> DESCRIPTION OF THE TASK
Copy out all lines that hold "INFORME".

◇ ◇ ◇ ◇ ◇

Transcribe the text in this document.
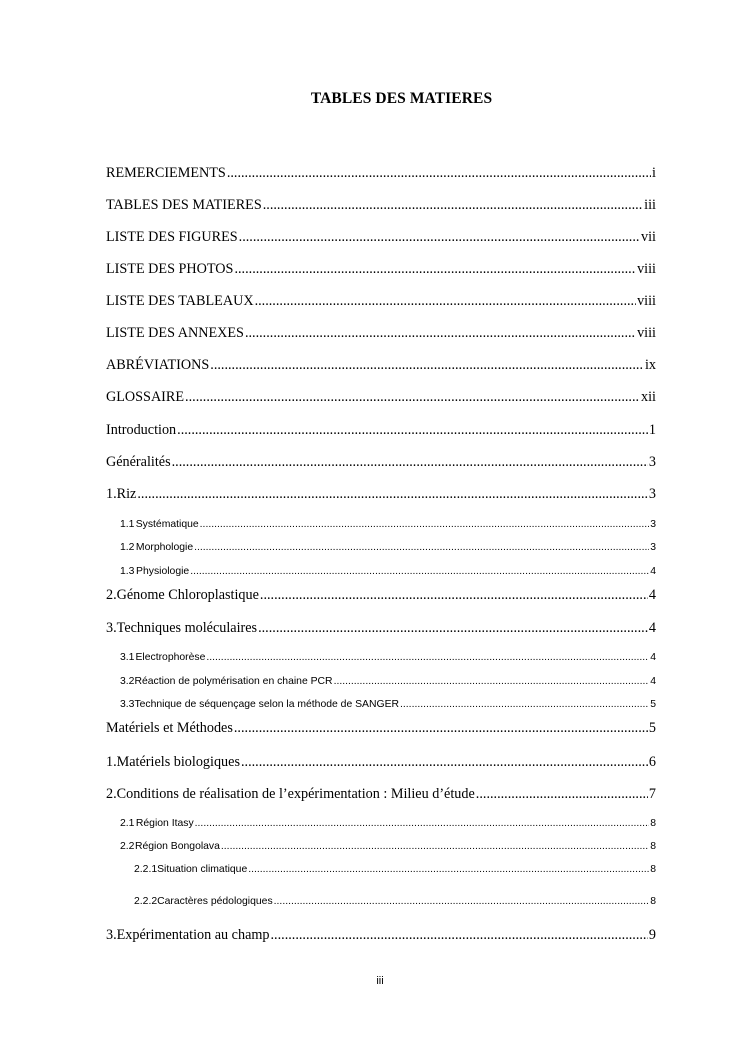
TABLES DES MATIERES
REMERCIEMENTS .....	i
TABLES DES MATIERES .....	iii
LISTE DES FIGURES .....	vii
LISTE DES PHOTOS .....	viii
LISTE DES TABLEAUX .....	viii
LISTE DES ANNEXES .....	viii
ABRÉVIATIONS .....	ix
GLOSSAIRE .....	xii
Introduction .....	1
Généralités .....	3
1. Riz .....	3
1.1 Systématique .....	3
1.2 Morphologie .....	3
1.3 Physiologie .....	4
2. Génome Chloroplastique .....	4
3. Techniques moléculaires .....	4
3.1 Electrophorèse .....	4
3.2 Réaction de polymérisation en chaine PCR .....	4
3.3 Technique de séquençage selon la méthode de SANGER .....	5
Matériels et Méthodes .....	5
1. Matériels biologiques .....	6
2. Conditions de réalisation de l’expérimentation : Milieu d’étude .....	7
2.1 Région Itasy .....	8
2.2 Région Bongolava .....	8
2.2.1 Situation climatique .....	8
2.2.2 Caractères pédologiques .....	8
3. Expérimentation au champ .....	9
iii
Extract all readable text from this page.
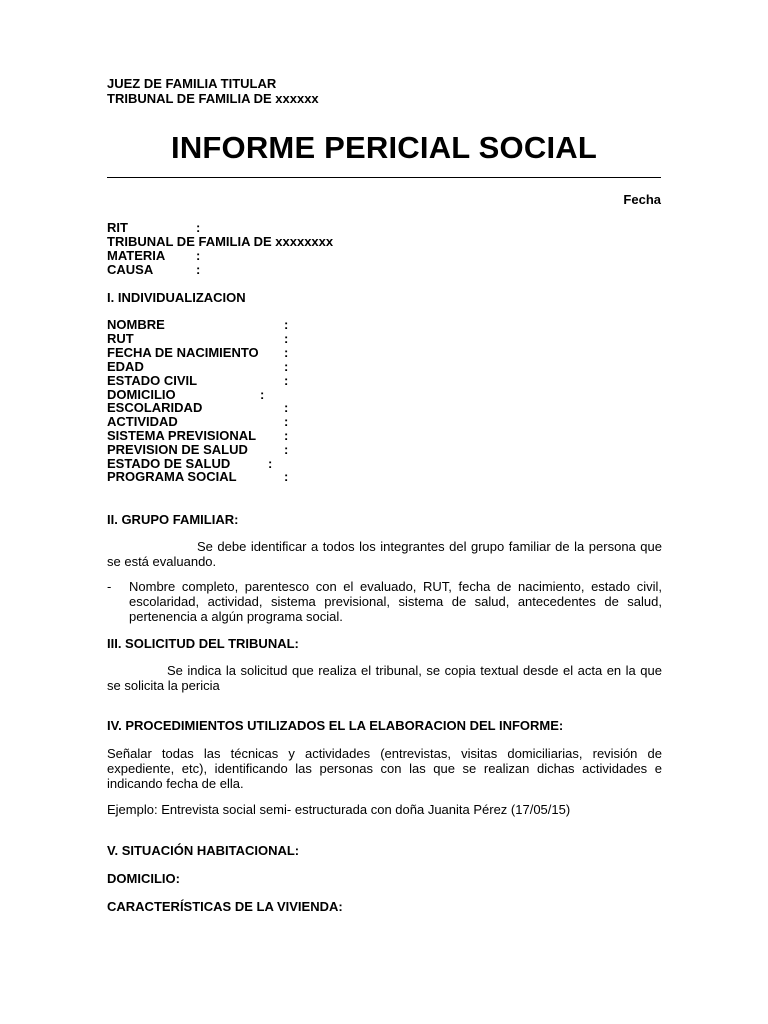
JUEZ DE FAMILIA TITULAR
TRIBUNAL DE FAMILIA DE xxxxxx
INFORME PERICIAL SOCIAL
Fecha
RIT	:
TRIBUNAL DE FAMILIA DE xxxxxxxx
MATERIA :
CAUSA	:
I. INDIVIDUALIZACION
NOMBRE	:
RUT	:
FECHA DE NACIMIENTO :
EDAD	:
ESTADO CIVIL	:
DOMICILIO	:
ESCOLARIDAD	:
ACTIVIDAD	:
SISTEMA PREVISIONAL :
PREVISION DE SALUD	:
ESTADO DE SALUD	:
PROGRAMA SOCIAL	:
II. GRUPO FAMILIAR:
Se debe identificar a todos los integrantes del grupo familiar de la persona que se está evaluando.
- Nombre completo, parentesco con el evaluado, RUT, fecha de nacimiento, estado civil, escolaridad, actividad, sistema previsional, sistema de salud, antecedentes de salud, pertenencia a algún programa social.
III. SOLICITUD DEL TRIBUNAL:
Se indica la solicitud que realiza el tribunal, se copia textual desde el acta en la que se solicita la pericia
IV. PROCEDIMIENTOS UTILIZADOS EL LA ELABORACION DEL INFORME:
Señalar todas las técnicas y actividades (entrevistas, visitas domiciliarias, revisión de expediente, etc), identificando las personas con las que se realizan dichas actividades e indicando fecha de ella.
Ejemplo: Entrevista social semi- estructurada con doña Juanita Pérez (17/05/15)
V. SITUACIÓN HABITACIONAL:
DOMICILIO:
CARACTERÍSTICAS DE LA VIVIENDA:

◇ ◇ ◇ ◇ ◇

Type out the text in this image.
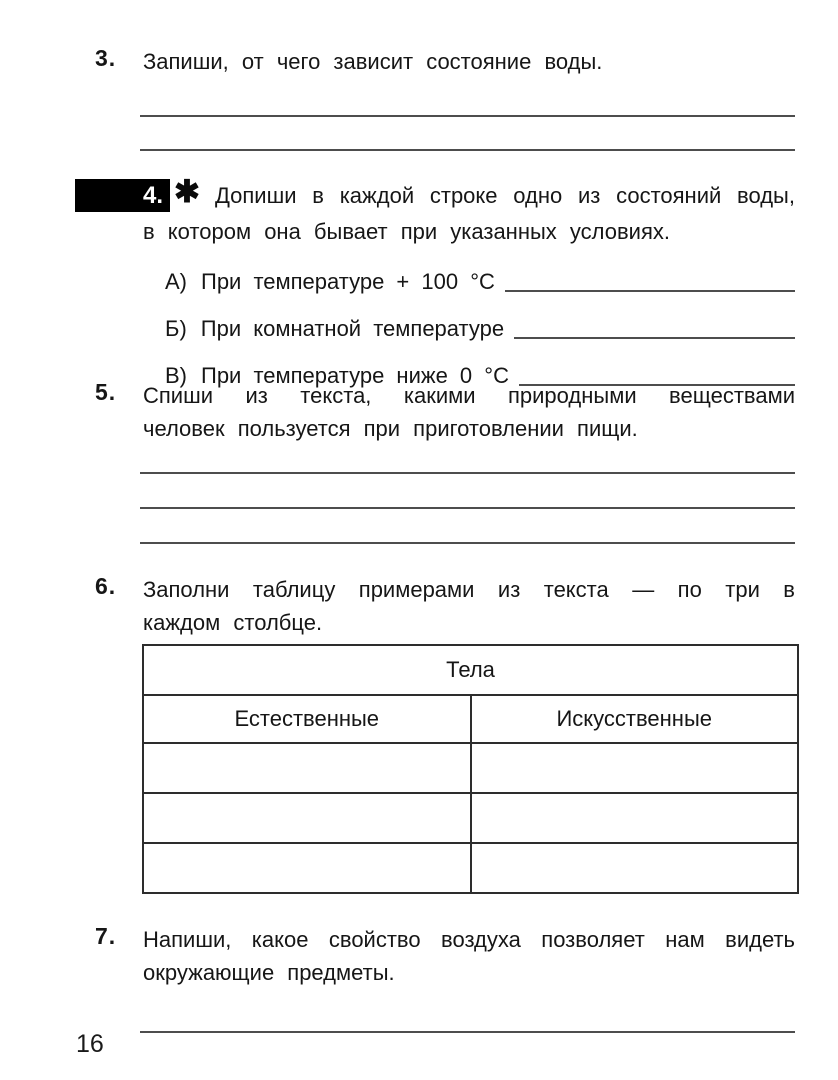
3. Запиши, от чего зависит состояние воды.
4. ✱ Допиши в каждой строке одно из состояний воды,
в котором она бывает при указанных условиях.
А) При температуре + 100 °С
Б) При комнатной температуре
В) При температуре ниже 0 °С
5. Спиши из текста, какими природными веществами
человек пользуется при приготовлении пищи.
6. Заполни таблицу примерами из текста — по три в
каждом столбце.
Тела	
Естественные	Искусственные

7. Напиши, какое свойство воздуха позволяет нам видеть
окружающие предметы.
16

◇ ◇ ◇ ◇ ◇

> EXERCISE SOLUTION
INFORME PERICIAL SOCIAL
IV. PROCEDIMIENTOS UTILIZADOS EL LA ELABORACION DEL INFORME:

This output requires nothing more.